Raw records
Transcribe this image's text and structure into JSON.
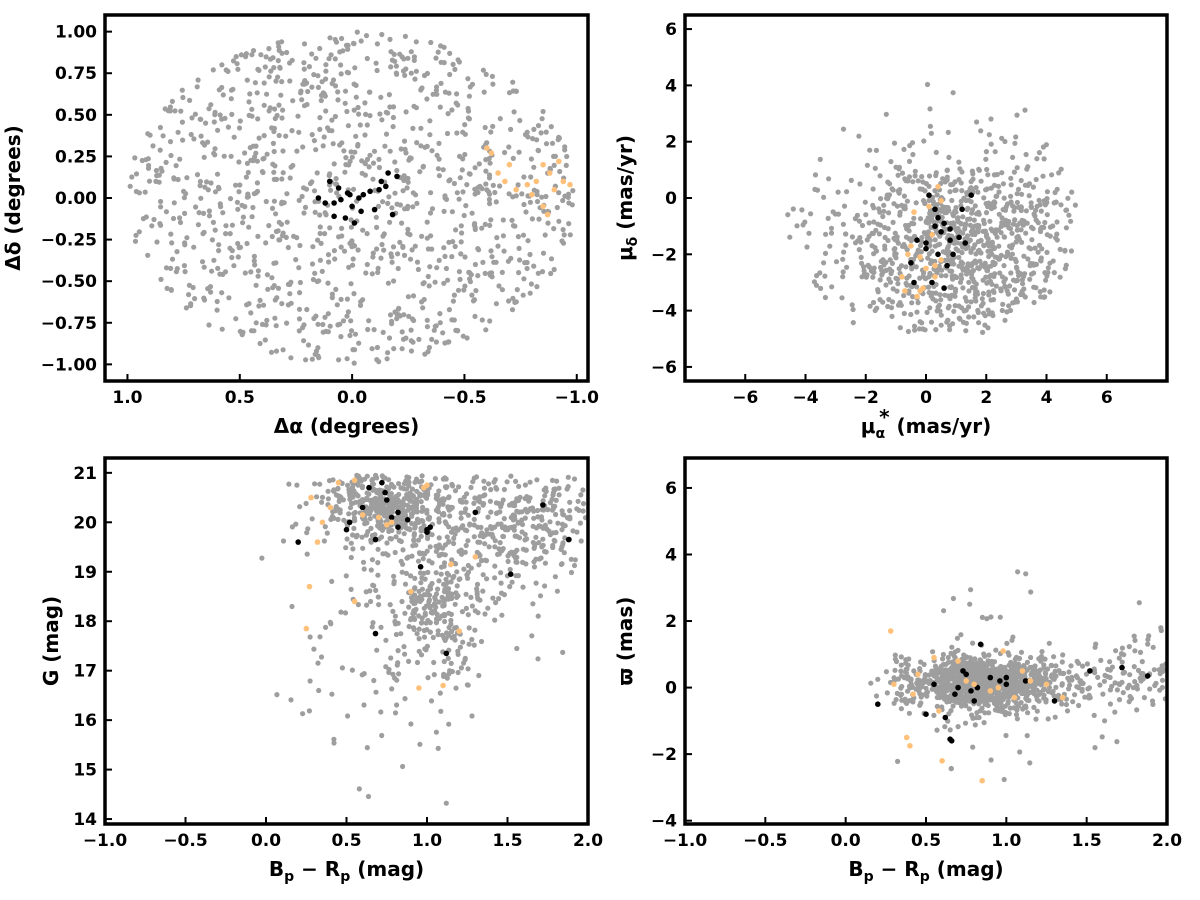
{
  "colors": {
    "field": "#9e9e9e",
    "member": "#000000",
    "candidate": "#ffc07a"
  },
  "chart_data": [
    {
      "type": "scatter",
      "name": "sky-position",
      "xlabel": "Δα (degrees)",
      "ylabel": "Δδ (degrees)",
      "xlim": [
        1.1,
        -1.05
      ],
      "ylim": [
        -1.1,
        1.1
      ],
      "x_inverted": true,
      "xticks": [
        1.0,
        0.5,
        0.0,
        -0.5,
        -1.0
      ],
      "xtick_labels": [
        "1.0",
        "0.5",
        "0.0",
        "−0.5",
        "−1.0"
      ],
      "yticks": [
        -1.0,
        -0.75,
        -0.5,
        -0.25,
        0.0,
        0.25,
        0.5,
        0.75,
        1.0
      ],
      "ytick_labels": [
        "−1.00",
        "−0.75",
        "−0.50",
        "−0.25",
        "0.00",
        "0.25",
        "0.50",
        "0.75",
        "1.00"
      ],
      "field_distribution": {
        "shape": "uniform-disc",
        "center": [
          0,
          0
        ],
        "radius": 1.0,
        "count": 1150,
        "seed": 11
      },
      "series": [
        {
          "role": "member",
          "x": [
            -0.15,
            -0.12,
            -0.08,
            -0.05,
            -0.03,
            0.02,
            0.05,
            0.08,
            0.1,
            -0.2,
            -0.18,
            -0.1,
            0.0,
            0.03,
            -0.01,
            0.12,
            0.15,
            -0.13,
            0.06,
            -0.04,
            -0.16,
            0.08,
            0.01
          ],
          "y": [
            0.07,
            0.05,
            0.04,
            0.02,
            0.0,
            0.03,
            -0.01,
            -0.03,
            0.1,
            0.13,
            -0.1,
            -0.07,
            -0.05,
            -0.12,
            -0.15,
            -0.03,
            0.0,
            0.1,
            0.06,
            -0.08,
            0.15,
            -0.11,
            0.02
          ]
        },
        {
          "role": "candidate",
          "x": [
            -0.6,
            -0.62,
            -0.65,
            -0.68,
            -0.7,
            -0.73,
            -0.78,
            -0.82,
            -0.85,
            -0.88,
            -0.9,
            -0.92,
            -0.94,
            -0.97,
            -0.85,
            -0.87,
            -0.8
          ],
          "y": [
            0.3,
            0.27,
            0.15,
            0.1,
            0.2,
            0.05,
            0.08,
            0.1,
            0.2,
            0.15,
            0.05,
            0.22,
            0.1,
            0.08,
            -0.05,
            -0.1,
            0.02
          ]
        }
      ]
    },
    {
      "type": "scatter",
      "name": "proper-motion",
      "xlabel": "μα* (mas/yr)",
      "ylabel": "μδ (mas/yr)",
      "xlim": [
        -8,
        8
      ],
      "ylim": [
        -6.5,
        6.5
      ],
      "xticks": [
        -6,
        -4,
        -2,
        0,
        2,
        4,
        6
      ],
      "xtick_labels": [
        "−6",
        "−4",
        "−2",
        "0",
        "2",
        "4",
        "6"
      ],
      "yticks": [
        -6,
        -4,
        -2,
        0,
        2,
        4,
        6
      ],
      "ytick_labels": [
        "−6",
        "−4",
        "−2",
        "0",
        "2",
        "4",
        "6"
      ],
      "field_distribution": {
        "shape": "clipped-blob",
        "center": [
          1.0,
          -1.8
        ],
        "spread": [
          2.2,
          1.8
        ],
        "clip": {
          "ymin": -4.9,
          "xmin": -4.6,
          "xmax": 5.0,
          "ymax": 4.6
        },
        "count": 1000,
        "seed": 23
      },
      "series": [
        {
          "role": "member",
          "x": [
            0.1,
            0.3,
            0.4,
            0.6,
            0.5,
            1.2,
            1.5,
            0.8,
            0.7,
            0.0,
            0.2,
            -0.3,
            -0.5,
            0.9,
            1.1,
            0.4,
            0.6,
            0.2,
            -0.4,
            0.8,
            1.3,
            0.0,
            0.3
          ],
          "y": [
            0.1,
            -0.4,
            -0.7,
            -0.9,
            -1.2,
            -0.4,
            0.1,
            -1.5,
            -2.4,
            -1.6,
            -1.3,
            -1.5,
            -2.3,
            -2.0,
            -1.4,
            -2.0,
            -3.2,
            -3.0,
            -3.0,
            -1.1,
            -1.6,
            -1.8,
            -1.0
          ]
        },
        {
          "role": "candidate",
          "x": [
            -0.4,
            -0.6,
            -0.2,
            0.0,
            0.3,
            0.5,
            -0.8,
            -0.3,
            -0.1,
            0.4,
            -0.5,
            0.2,
            0.5,
            -0.7,
            0.1,
            0.3,
            -0.2
          ],
          "y": [
            -0.5,
            -2.0,
            -2.1,
            -2.5,
            -2.4,
            -2.2,
            -2.8,
            -3.5,
            -3.2,
            0.4,
            -1.7,
            -1.3,
            -0.1,
            -3.3,
            -0.3,
            -2.8,
            -3.3
          ]
        }
      ]
    },
    {
      "type": "scatter",
      "name": "cmd",
      "xlabel": "Bp − Rp (mag)",
      "ylabel": "G (mag)",
      "xlim": [
        -1.0,
        2.0
      ],
      "ylim": [
        13.9,
        21.3
      ],
      "y_inverted": true,
      "xticks": [
        -1.0,
        -0.5,
        0.0,
        0.5,
        1.0,
        1.5,
        2.0
      ],
      "xtick_labels": [
        "−1.0",
        "−0.5",
        "0.0",
        "0.5",
        "1.0",
        "1.5",
        "2.0"
      ],
      "yticks": [
        14,
        15,
        16,
        17,
        18,
        19,
        20,
        21
      ],
      "ytick_labels": [
        "14",
        "15",
        "16",
        "17",
        "18",
        "19",
        "20",
        "21"
      ],
      "field_distribution": {
        "shape": "cmd-clumps",
        "count": 1150,
        "seed": 37
      },
      "series": [
        {
          "role": "member",
          "x": [
            0.2,
            0.5,
            0.52,
            0.6,
            0.64,
            0.68,
            0.72,
            0.74,
            0.75,
            0.78,
            0.82,
            0.88,
            0.96,
            1.0,
            1.02,
            1.12,
            1.3,
            1.52,
            1.72,
            1.88,
            0.68,
            0.82,
            1.0
          ],
          "y": [
            19.6,
            19.85,
            20.0,
            20.3,
            20.7,
            19.65,
            20.8,
            20.6,
            20.45,
            20.1,
            20.2,
            20.05,
            19.1,
            19.85,
            19.9,
            17.35,
            20.2,
            18.95,
            20.35,
            19.65,
            17.75,
            19.9,
            19.8
          ]
        },
        {
          "role": "candidate",
          "x": [
            0.25,
            0.27,
            0.28,
            0.32,
            0.35,
            0.4,
            0.45,
            0.55,
            0.6,
            0.7,
            0.75,
            0.78,
            0.95,
            0.98,
            1.0,
            1.1,
            1.15,
            1.2,
            1.3,
            0.55,
            0.9
          ],
          "y": [
            17.85,
            18.7,
            20.5,
            19.6,
            20.0,
            20.3,
            20.8,
            20.85,
            20.15,
            20.1,
            19.95,
            20.0,
            16.65,
            20.7,
            20.75,
            16.7,
            19.15,
            17.8,
            19.3,
            18.4,
            18.6
          ]
        }
      ]
    },
    {
      "type": "scatter",
      "name": "parallax",
      "xlabel": "Bp − Rp (mag)",
      "ylabel": "ϖ (mas)",
      "xlim": [
        -1.0,
        2.0
      ],
      "ylim": [
        -4.1,
        6.9
      ],
      "xticks": [
        -1.0,
        -0.5,
        0.0,
        0.5,
        1.0,
        1.5,
        2.0
      ],
      "xtick_labels": [
        "−1.0",
        "−0.5",
        "0.0",
        "0.5",
        "1.0",
        "1.5",
        "2.0"
      ],
      "yticks": [
        -4,
        -2,
        0,
        2,
        4,
        6
      ],
      "ytick_labels": [
        "−4",
        "−2",
        "0",
        "2",
        "4",
        "6"
      ],
      "field_distribution": {
        "shape": "band",
        "count": 1300,
        "seed": 53
      },
      "series": [
        {
          "role": "member",
          "x": [
            0.2,
            0.5,
            0.55,
            0.62,
            0.65,
            0.66,
            0.7,
            0.73,
            0.75,
            0.78,
            0.8,
            0.84,
            0.9,
            0.96,
            1.0,
            1.12,
            1.3,
            1.52,
            1.72,
            1.88,
            0.68,
            0.82,
            1.0
          ],
          "y": [
            -0.5,
            -0.8,
            0.1,
            -0.9,
            -1.55,
            -1.6,
            0.0,
            0.5,
            0.4,
            -0.1,
            -0.4,
            1.3,
            0.3,
            0.2,
            0.3,
            0.2,
            -0.4,
            0.5,
            0.6,
            0.35,
            -0.2,
            0.0,
            0.1
          ]
        },
        {
          "role": "candidate",
          "x": [
            0.28,
            0.3,
            0.38,
            0.4,
            0.42,
            0.55,
            0.6,
            0.7,
            0.75,
            0.8,
            0.85,
            0.9,
            0.95,
            0.98,
            1.05,
            1.1,
            1.15,
            1.25,
            1.35,
            0.58,
            0.45
          ],
          "y": [
            1.7,
            0.1,
            -1.5,
            -1.75,
            -0.2,
            0.9,
            -2.2,
            0.8,
            0.2,
            0.1,
            -2.8,
            -0.1,
            0.0,
            1.1,
            -0.3,
            0.5,
            0.2,
            0.1,
            -0.3,
            -0.7,
            0.4
          ]
        }
      ]
    }
  ]
}
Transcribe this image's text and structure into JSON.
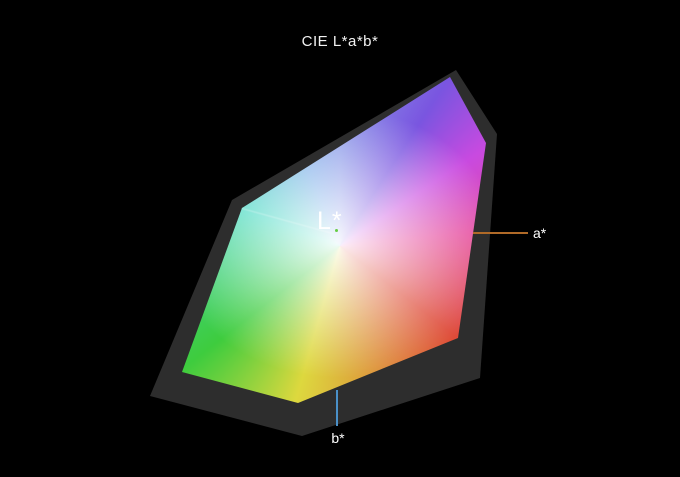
{
  "title": "CIE L*a*b*",
  "axes": {
    "l_label": "L*",
    "a_label": "a*",
    "b_label": "b*"
  },
  "colors": {
    "background": "#000000",
    "shadow": "#2d2d2d",
    "text": "#f2f2f2",
    "a-line": "#b06a28",
    "b-line": "#4a90c8",
    "marker": "#66cc44",
    "corner-top": "#7a55e0",
    "corner-blue-magenta": "#c84ae0",
    "edge-pink": "#e5489d",
    "corner-red": "#de4a38",
    "corner-yellow": "#ddd83e",
    "corner-green": "#3ecc3e",
    "corner-cyan": "#40d8c0",
    "edge-periwinkle": "#8a9ae8",
    "edge-skyblue": "#79ace8"
  }
}
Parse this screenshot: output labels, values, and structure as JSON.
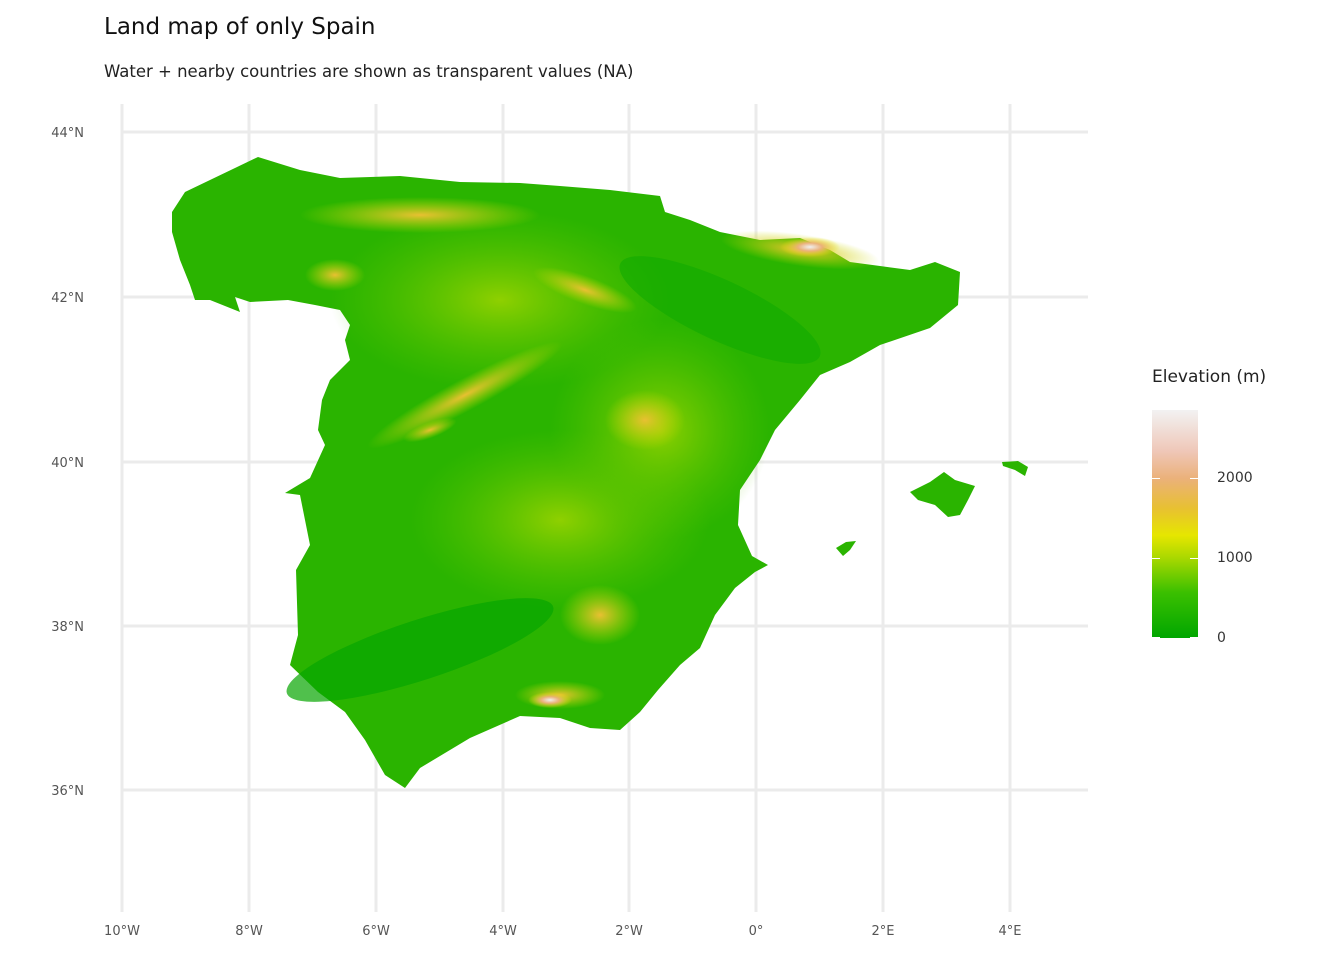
{
  "title": "Land map of only Spain",
  "subtitle": "Water + nearby countries are shown as transparent values (NA)",
  "map": {
    "region": "Spain",
    "lat_ticks": [
      "44°N",
      "42°N",
      "40°N",
      "38°N",
      "36°N"
    ],
    "lon_ticks": [
      "10°W",
      "8°W",
      "6°W",
      "4°W",
      "2°W",
      "0°",
      "2°E",
      "4°E"
    ],
    "lat_values": [
      44,
      42,
      40,
      38,
      36
    ],
    "lon_values": [
      -10,
      -8,
      -6,
      -4,
      -2,
      0,
      2,
      4
    ],
    "grid": true,
    "colors": {
      "low": "#00a600",
      "mid": "#e6e600",
      "high": "#ebb17a",
      "peak": "#f2f2f2",
      "grid": "#ebebeb"
    }
  },
  "legend": {
    "title": "Elevation (m)",
    "labels": [
      "2000",
      "1000",
      "0"
    ],
    "values": [
      2000,
      1000,
      0
    ],
    "max_value": 2850,
    "placement": "right"
  }
}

Stated task
Take only the line containing "Parse this screenshot: output" and every line after it to the end of the entries, and copy them exactly, pictures excluded.

Written answer
Parse this screenshot: output labels, values, and structure as JSON.
{
  "title": "Land map of only Spain",
  "subtitle": "Water + nearby countries are shown as transparent values (NA)",
  "map": {
    "region": "Spain",
    "lat_ticks": [
      "44°N",
      "42°N",
      "40°N",
      "38°N",
      "36°N"
    ],
    "lon_ticks": [
      "10°W",
      "8°W",
      "6°W",
      "4°W",
      "2°W",
      "0°",
      "2°E",
      "4°E"
    ],
    "lat_values": [
      44,
      42,
      40,
      38,
      36
    ],
    "lon_values": [
      -10,
      -8,
      -6,
      -4,
      -2,
      0,
      2,
      4
    ],
    "grid": true,
    "colors": {
      "low": "#00a600",
      "mid": "#e6e600",
      "high": "#ebb17a",
      "peak": "#f2f2f2",
      "grid": "#ebebeb"
    }
  },
  "legend": {
    "title": "Elevation (m)",
    "labels": [
      "2000",
      "1000",
      "0"
    ],
    "values": [
      2000,
      1000,
      0
    ],
    "max_value": 2850,
    "placement": "right"
  }
}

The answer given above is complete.